**Reading passage:**
The index stood at $1,494.96 on Monday March 3, down by $2.22 from the previous week and down by $239.89 compared with the corresponding time last year.

The index models the components of a typical slab from European producers, and measures the price of the raw materials needed to melt stainless steel of grade 304 in Europe.

The index uses industry-wide acknowledged price sources and state-of-the art index methodology.

It does not contain production costs itself, nor the producer’s margin nor any processing costs of the final material.

The index is updated weekly on Mondays and published in the Steel First prices database.

Historic data of the index is available dating back to 2010.

Slab recipe
Steel First sister company Metal Bulletin teamed with Mecore, a Munich-based consultancy, to develop the Stainless Steel 304 Europe Raw Materials Index.

The index is calculated on the weighted slab components of the corresponding stainless grade.

The weights are determined from the region’s average slab recipe.

The specification of each raw material consists of the average chemical analysis, the metallic yield and the relative amount in the overall slab.

The slab composition was developed by obtaining recipes from primary market participants in the European stainless steel market.

The recipes were averaged and recipes with raw material components that deviate more than one standard error from the median component were excluded.

While the slab recipe determines the physical composition of the produced stainless steel grade, the price is determined by Metal Bulletin’s raw component prices.

The prices used are Metal Bulletin standard prices.

**Material provided:**
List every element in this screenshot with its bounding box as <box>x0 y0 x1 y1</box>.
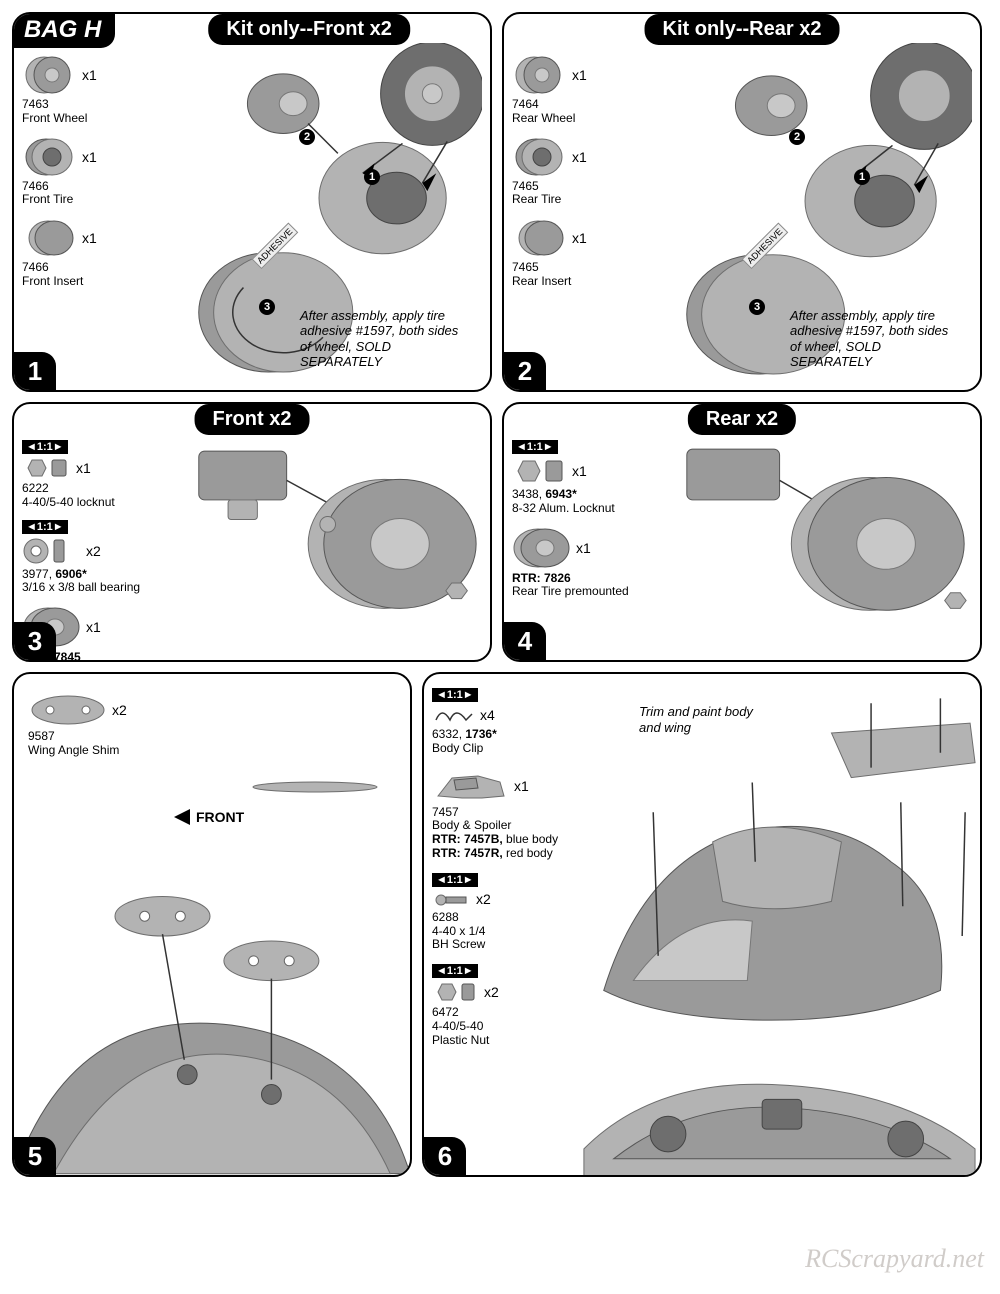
part-item: x1 7464Rear Wheel <box>512 54 637 126</box>
body-assembly-svg <box>574 691 980 1178</box>
scale-tag: ◄1:1► <box>432 873 478 887</box>
part-qty: x2 <box>476 891 491 907</box>
part-label: 64724-40/5-40Plastic Nut <box>432 1006 489 1047</box>
row-3: 5 x2 9587Wing Angle Shim FRONT <box>12 672 988 1177</box>
part-label: 62884-40 x 1/4BH Screw <box>432 911 485 952</box>
part-item: x1 7466Front Insert <box>22 217 147 289</box>
part-label: 7457 Body & Spoiler RTR: 7457B, blue bod… <box>432 806 558 861</box>
part-qty: x2 <box>484 984 499 1000</box>
parts-list: ◄1:1► x1 3438, 6943*8-32 Alum. Locknut x… <box>512 440 672 599</box>
panel-header: Kit only--Rear x2 <box>645 14 840 45</box>
part-qty: x1 <box>82 67 97 83</box>
part-label: 7464Rear Wheel <box>512 98 575 126</box>
part-qty: x1 <box>576 540 591 556</box>
part-qty: x1 <box>82 230 97 246</box>
parts-list: x1 7463Front Wheel x1 7466Front Tire x1 <box>22 54 147 289</box>
scale-tag: ◄1:1► <box>512 440 558 454</box>
step-number: 2 <box>504 352 546 390</box>
part-qty: x1 <box>572 230 587 246</box>
callout-1: 1 <box>364 169 380 185</box>
part-item: x1 7457 Body & Spoiler RTR: 7457B, blue … <box>432 768 572 861</box>
assembly-diagram <box>189 426 482 652</box>
hub-diagram-svg <box>679 424 972 654</box>
part-item: ◄1:1► x1 3438, 6943*8-32 Alum. Locknut <box>512 440 672 516</box>
part-label: 3438, 6943*8-32 Alum. Locknut <box>512 488 615 516</box>
scale-tag: ◄1:1► <box>432 688 478 702</box>
part-label: 6332, 1736*Body Clip <box>432 728 497 756</box>
part-label: 3977, 6906*3/16 x 3/8 ball bearing <box>22 568 140 596</box>
panel-1: BAG H Kit only--Front x2 1 x1 7463Front … <box>12 12 492 392</box>
scale-tag: ◄1:1► <box>22 520 68 534</box>
callout-3: 3 <box>749 299 765 315</box>
scale-tag: ◄1:1► <box>432 964 478 978</box>
part-item: x1 7465Rear Insert <box>512 217 637 289</box>
step-number: 5 <box>14 1137 56 1175</box>
part-label: 7465Rear Tire <box>512 180 561 208</box>
parts-list: ◄1:1► x4 6332, 1736*Body Clip x1 7457 Bo… <box>432 688 572 1048</box>
panel-2: Kit only--Rear x2 2 x1 7464Rear Wheel x1… <box>502 12 982 392</box>
part-item: ◄1:1► x2 64724-40/5-40Plastic Nut <box>432 964 572 1047</box>
assembly-diagram <box>574 696 980 1175</box>
panel-6: 6 19 ◄1:1► x4 6332, 1736*Body Clip x1 <box>422 672 982 1177</box>
wing-mount-svg <box>14 706 410 1176</box>
part-label: 62224-40/5-40 locknut <box>22 482 115 510</box>
part-item: ◄1:1► x4 6332, 1736*Body Clip <box>432 688 572 756</box>
part-qty: x4 <box>480 707 495 723</box>
step-number: 1 <box>14 352 56 390</box>
part-item: x1 7463Front Wheel <box>22 54 147 126</box>
assembly-diagram <box>14 706 410 1175</box>
assembly-diagram <box>679 426 972 652</box>
part-label: 7465Rear Insert <box>512 261 571 289</box>
hub-diagram-svg <box>189 424 482 654</box>
step-number: 3 <box>14 622 56 660</box>
part-item: ◄1:1► x2 62884-40 x 1/4BH Screw <box>432 873 572 952</box>
assembly-note: After assembly, apply tire adhesive #159… <box>300 308 470 370</box>
instruction-page: BAG H Kit only--Front x2 1 x1 7463Front … <box>12 12 988 1177</box>
panel-5: 5 x2 9587Wing Angle Shim FRONT <box>12 672 412 1177</box>
part-label: 7466Front Tire <box>22 180 73 208</box>
scale-tag: ◄1:1► <box>22 440 68 454</box>
part-qty: x1 <box>572 67 587 83</box>
part-label: RTR: 7826Rear Tire premounted <box>512 572 629 600</box>
panel-4: Rear x2 4 ◄1:1► x1 3438, 6943*8-32 Alum.… <box>502 402 982 662</box>
part-label: 7463Front Wheel <box>22 98 87 126</box>
part-label: 7466Front Insert <box>22 261 83 289</box>
panel-3: Front x2 3 ◄1:1► x1 62224-40/5-40 locknu… <box>12 402 492 662</box>
part-item: x1 7465Rear Tire <box>512 136 637 208</box>
step-number: 6 <box>424 1137 466 1175</box>
callout-2: 2 <box>789 129 805 145</box>
part-qty: x1 <box>572 463 587 479</box>
part-qty: x1 <box>86 619 101 635</box>
part-qty: x2 <box>86 543 101 559</box>
step-number: 4 <box>504 622 546 660</box>
panel-header: Kit only--Front x2 <box>208 14 410 45</box>
part-item: ◄1:1► x2 3977, 6906*3/16 x 3/8 ball bear… <box>22 520 182 596</box>
callout-3: 3 <box>259 299 275 315</box>
row-1: BAG H Kit only--Front x2 1 x1 7463Front … <box>12 12 988 392</box>
callout-2: 2 <box>299 129 315 145</box>
assembly-note: After assembly, apply tire adhesive #159… <box>790 308 960 370</box>
callout-1: 1 <box>854 169 870 185</box>
bag-label: BAG H <box>14 14 115 48</box>
part-qty: x1 <box>76 460 91 476</box>
parts-list: x1 7464Rear Wheel x1 7465Rear Tire x1 <box>512 54 637 289</box>
watermark: RCScrapyard.net <box>805 1244 984 1274</box>
part-item: x1 RTR: 7826Rear Tire premounted <box>512 526 672 600</box>
part-item: ◄1:1► x1 62224-40/5-40 locknut <box>22 440 182 510</box>
part-qty: x1 <box>82 149 97 165</box>
row-2: Front x2 3 ◄1:1► x1 62224-40/5-40 locknu… <box>12 402 988 662</box>
part-item: x1 7466Front Tire <box>22 136 147 208</box>
part-qty: x1 <box>514 778 529 794</box>
part-qty: x1 <box>572 149 587 165</box>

**Challenges:**
1. Using the index description above, decide whether each statement agrees with it: (a) the index is updated every week on Mondays, (b) the index includes the producer's margin, and (c) historic data for the index goes back to 2005. Answer yes or no for each, and quote the words that decide it.
2. Revise everything in the index description from "The weights are" down to "raw component prices.", replacing "median" with "mean".

**Worked solutions:**
1.
(a) Yes: "The index is updated weekly on Mondays"
(b) No: "It does not contain production costs itself, nor the producer’s margin"
(c) No: "Historic data of the index is available dating back to 2010."

2.
The weights are determined from the region’s average slab recipe.

The specification of each raw material consists of the average chemical analysis, the metallic yield and the relative amount in the overall slab.

The slab composition was developed by obtaining recipes from primary market participants in the European stainless steel market.

The recipes were averaged and recipes with raw material components that deviate more than one standard error from the mean component were excluded.

While the slab recipe determines the physical composition of the produced stainless steel grade, the price is determined by Metal Bulletin’s raw component prices.